**Dataset items:**
● ● ● ● ●

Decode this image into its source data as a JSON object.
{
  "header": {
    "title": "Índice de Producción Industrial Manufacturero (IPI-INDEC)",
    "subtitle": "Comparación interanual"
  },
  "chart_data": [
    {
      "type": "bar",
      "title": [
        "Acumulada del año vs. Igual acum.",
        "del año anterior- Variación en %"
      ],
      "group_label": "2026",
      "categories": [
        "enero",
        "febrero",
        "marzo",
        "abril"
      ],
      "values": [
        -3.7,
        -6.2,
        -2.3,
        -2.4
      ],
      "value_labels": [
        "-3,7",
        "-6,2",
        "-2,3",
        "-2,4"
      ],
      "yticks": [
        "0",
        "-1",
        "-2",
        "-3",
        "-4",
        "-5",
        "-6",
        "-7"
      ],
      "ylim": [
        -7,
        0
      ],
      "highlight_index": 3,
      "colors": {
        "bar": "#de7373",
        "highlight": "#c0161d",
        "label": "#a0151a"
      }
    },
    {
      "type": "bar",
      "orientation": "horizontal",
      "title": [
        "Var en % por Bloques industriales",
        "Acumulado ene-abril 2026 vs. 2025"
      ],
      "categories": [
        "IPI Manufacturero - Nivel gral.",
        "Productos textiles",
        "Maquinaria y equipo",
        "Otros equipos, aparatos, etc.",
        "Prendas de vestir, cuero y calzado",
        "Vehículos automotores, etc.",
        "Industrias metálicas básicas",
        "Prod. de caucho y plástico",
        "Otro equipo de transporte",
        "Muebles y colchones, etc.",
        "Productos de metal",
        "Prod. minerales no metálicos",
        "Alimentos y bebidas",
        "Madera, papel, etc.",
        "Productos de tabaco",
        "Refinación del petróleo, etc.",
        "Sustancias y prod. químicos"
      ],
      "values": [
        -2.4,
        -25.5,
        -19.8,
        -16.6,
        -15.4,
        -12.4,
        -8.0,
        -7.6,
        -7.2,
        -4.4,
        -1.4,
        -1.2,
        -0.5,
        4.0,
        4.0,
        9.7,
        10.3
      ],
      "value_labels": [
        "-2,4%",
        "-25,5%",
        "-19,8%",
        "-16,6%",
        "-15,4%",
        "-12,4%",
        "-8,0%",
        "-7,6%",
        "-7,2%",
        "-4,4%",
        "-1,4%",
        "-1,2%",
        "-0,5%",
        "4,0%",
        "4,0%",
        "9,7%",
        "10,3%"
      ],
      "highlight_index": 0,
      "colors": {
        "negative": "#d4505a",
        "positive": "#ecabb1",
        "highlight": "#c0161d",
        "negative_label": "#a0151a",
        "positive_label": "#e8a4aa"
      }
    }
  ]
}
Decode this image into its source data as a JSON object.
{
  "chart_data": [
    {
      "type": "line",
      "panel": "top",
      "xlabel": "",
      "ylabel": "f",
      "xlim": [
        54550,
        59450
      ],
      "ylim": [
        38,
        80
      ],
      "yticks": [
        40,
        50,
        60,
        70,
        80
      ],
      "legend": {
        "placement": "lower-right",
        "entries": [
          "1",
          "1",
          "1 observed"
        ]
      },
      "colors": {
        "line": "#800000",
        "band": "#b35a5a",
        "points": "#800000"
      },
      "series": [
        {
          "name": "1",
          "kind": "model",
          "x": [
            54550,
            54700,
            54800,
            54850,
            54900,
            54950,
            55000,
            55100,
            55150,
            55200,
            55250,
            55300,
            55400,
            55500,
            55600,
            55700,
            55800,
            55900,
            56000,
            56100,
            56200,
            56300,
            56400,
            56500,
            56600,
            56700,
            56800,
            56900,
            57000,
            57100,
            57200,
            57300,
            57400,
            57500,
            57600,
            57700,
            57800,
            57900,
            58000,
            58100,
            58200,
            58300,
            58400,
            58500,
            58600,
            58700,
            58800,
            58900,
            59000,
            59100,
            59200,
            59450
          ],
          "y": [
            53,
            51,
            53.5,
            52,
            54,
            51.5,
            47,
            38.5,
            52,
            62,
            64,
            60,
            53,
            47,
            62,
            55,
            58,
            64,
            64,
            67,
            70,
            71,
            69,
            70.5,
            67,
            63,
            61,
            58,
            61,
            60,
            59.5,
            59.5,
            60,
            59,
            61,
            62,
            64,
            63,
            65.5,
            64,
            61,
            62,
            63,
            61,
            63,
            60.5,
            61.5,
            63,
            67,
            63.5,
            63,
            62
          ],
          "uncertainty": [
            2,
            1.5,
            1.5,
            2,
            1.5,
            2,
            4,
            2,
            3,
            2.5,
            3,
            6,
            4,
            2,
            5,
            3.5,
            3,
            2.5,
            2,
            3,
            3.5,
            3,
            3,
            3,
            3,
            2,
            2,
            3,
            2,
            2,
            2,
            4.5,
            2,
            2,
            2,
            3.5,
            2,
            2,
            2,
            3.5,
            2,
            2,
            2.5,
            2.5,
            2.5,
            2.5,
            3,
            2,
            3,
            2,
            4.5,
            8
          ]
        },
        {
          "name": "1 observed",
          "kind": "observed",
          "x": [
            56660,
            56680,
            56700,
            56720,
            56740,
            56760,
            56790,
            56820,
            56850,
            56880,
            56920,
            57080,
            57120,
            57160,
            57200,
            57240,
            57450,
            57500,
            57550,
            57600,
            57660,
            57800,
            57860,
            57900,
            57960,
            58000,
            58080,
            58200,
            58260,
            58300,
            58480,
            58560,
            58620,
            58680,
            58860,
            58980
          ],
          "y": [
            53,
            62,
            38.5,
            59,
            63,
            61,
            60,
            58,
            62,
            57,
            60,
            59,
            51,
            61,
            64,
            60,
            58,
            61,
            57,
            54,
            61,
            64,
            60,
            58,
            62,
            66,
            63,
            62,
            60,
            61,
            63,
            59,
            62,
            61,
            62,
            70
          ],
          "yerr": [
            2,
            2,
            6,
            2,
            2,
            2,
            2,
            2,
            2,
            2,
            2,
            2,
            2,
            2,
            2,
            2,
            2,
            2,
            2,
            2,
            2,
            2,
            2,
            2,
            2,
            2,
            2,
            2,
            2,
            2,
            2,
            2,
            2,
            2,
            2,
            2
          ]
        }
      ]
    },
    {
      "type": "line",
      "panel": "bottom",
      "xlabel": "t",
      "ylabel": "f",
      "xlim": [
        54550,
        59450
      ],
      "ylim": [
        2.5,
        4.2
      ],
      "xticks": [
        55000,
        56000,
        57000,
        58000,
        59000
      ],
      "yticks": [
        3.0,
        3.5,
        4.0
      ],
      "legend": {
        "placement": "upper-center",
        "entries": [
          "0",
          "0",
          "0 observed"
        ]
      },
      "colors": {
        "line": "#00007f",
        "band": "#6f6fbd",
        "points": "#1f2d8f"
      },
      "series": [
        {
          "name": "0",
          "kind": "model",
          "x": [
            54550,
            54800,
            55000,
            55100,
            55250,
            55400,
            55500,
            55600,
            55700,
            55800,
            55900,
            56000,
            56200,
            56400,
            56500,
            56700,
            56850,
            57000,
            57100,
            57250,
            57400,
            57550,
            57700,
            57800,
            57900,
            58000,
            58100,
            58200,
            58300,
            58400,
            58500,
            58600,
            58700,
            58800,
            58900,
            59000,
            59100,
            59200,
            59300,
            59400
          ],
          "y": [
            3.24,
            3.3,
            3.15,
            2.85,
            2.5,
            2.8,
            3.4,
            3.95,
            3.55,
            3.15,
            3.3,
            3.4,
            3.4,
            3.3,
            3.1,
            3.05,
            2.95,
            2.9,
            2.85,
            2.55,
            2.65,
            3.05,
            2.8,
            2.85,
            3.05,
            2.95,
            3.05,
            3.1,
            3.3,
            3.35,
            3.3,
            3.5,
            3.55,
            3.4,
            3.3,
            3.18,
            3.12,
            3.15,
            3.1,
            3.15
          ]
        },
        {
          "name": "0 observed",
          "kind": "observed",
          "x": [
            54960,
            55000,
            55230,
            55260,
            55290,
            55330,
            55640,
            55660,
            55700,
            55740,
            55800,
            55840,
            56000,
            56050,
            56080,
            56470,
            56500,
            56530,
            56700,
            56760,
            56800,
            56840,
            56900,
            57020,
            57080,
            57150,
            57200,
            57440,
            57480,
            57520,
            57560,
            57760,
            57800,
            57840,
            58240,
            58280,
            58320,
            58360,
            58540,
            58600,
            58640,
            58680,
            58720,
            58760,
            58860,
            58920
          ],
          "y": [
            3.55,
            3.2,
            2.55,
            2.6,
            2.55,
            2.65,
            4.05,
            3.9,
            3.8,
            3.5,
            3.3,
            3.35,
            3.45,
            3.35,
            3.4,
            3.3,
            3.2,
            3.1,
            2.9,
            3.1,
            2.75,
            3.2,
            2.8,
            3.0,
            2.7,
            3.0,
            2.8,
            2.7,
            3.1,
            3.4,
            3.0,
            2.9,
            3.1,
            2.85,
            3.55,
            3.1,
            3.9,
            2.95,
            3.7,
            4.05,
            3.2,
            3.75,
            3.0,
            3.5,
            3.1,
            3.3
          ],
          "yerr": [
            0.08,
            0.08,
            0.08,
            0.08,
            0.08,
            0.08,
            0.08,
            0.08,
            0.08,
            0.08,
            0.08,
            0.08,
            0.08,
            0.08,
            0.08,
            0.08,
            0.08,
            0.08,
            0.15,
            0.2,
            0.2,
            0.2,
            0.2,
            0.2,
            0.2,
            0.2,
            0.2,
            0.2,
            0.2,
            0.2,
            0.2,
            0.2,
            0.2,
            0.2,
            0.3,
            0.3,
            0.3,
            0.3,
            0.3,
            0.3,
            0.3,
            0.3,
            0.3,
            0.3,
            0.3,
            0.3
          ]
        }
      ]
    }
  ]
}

● ● ● ● ●

**TASK DIRECTIONS:**
Tally up the lines in the records containing the word "name", then give the count and nothing else.

**SOLVED PROBLEM:**
4